→ Data for this exercise:

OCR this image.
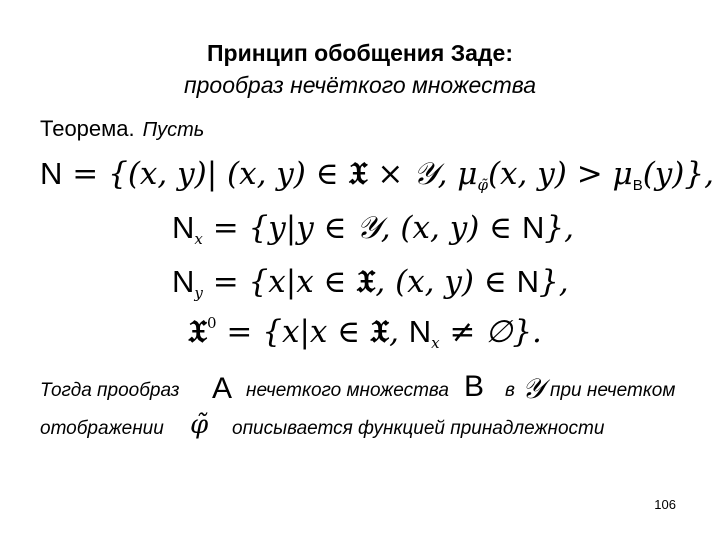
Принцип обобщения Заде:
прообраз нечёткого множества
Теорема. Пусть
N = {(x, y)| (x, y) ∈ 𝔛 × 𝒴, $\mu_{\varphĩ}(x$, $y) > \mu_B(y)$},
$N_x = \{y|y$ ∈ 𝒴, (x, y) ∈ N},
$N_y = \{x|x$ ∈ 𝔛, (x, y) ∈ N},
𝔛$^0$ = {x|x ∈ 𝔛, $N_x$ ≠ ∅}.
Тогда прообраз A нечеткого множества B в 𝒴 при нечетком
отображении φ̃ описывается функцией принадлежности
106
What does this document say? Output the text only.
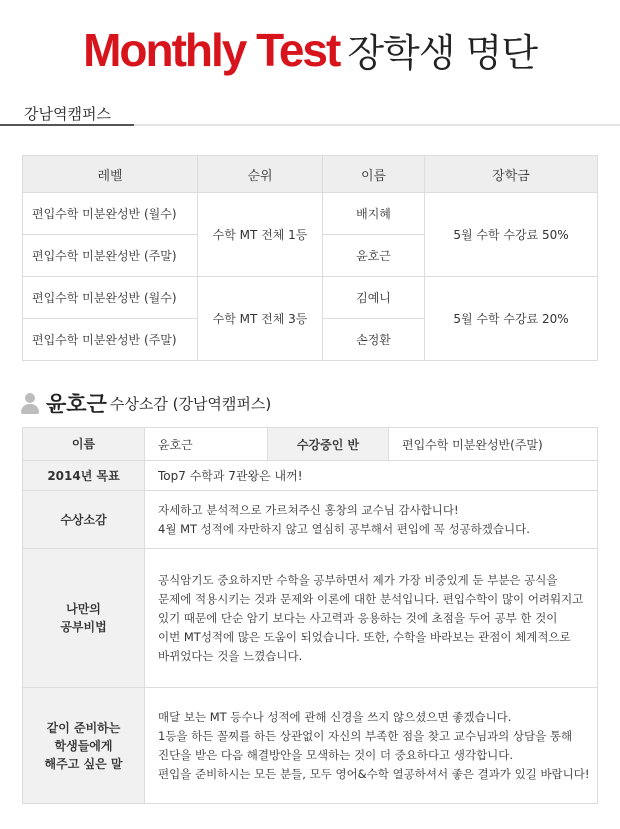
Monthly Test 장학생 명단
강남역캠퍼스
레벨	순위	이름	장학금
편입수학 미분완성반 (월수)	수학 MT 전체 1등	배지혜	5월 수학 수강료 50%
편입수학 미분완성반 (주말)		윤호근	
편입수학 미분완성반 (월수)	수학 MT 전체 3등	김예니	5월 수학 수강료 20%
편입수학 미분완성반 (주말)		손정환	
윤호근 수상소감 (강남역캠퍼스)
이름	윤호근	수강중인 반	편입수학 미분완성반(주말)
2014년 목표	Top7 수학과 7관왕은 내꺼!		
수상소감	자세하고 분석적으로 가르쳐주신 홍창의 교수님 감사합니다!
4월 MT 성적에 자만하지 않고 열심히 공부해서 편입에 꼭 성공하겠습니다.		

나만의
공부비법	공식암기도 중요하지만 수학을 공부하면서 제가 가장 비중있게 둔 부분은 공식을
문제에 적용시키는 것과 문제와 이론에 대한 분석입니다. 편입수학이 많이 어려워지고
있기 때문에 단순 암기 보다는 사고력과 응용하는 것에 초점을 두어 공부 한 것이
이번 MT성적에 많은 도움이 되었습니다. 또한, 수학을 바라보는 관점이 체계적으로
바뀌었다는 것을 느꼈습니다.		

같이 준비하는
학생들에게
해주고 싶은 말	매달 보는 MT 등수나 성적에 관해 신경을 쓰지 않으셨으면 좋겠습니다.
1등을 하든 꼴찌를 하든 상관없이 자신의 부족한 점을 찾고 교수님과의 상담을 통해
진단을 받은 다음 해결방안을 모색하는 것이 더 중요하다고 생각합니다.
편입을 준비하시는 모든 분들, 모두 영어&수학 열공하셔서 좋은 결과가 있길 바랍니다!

→ What you are asked to do: Reproduce each record above by retyping it exactly; omit all images.

→ Exercise result:
OCR this image.
Принцип обобщения Заде:
прообраз нечёткого множества
Теорема. Пусть
N = {(x, y)| (x, y) ∈ 𝔛 × 𝒴, $\mu_{\varphĩ}(x$, $y) > \mu_B(y)$},
$N_x = \{y|y$ ∈ 𝒴, (x, y) ∈ N},
$N_y = \{x|x$ ∈ 𝔛, (x, y) ∈ N},
𝔛$^0$ = {x|x ∈ 𝔛, $N_x$ ≠ ∅}.
Тогда прообраз A нечеткого множества B в 𝒴 при нечетком
отображении φ̃ описывается функцией принадлежности
106
What does this document say? Output the text only.
Monthly Test 장학생 명단
강남역캠퍼스
레벨	순위	이름	장학금
편입수학 미분완성반 (월수)	수학 MT 전체 1등	배지혜	5월 수학 수강료 50%
편입수학 미분완성반 (주말)		윤호근	
편입수학 미분완성반 (월수)	수학 MT 전체 3등	김예니	5월 수학 수강료 20%
편입수학 미분완성반 (주말)		손정환	
윤호근 수상소감 (강남역캠퍼스)
이름	윤호근	수강중인 반	편입수학 미분완성반(주말)
2014년 목표	Top7 수학과 7관왕은 내꺼!		
수상소감	자세하고 분석적으로 가르쳐주신 홍창의 교수님 감사합니다!
4월 MT 성적에 자만하지 않고 열심히 공부해서 편입에 꼭 성공하겠습니다.		

나만의
공부비법	공식암기도 중요하지만 수학을 공부하면서 제가 가장 비중있게 둔 부분은 공식을
문제에 적용시키는 것과 문제와 이론에 대한 분석입니다. 편입수학이 많이 어려워지고
있기 때문에 단순 암기 보다는 사고력과 응용하는 것에 초점을 두어 공부 한 것이
이번 MT성적에 많은 도움이 되었습니다. 또한, 수학을 바라보는 관점이 체계적으로
바뀌었다는 것을 느꼈습니다.		

같이 준비하는
학생들에게
해주고 싶은 말	매달 보는 MT 등수나 성적에 관해 신경을 쓰지 않으셨으면 좋겠습니다.
1등을 하든 꼴찌를 하든 상관없이 자신의 부족한 점을 찾고 교수님과의 상담을 통해
진단을 받은 다음 해결방안을 모색하는 것이 더 중요하다고 생각합니다.
편입을 준비하시는 모든 분들, 모두 영어&수학 열공하셔서 좋은 결과가 있길 바랍니다!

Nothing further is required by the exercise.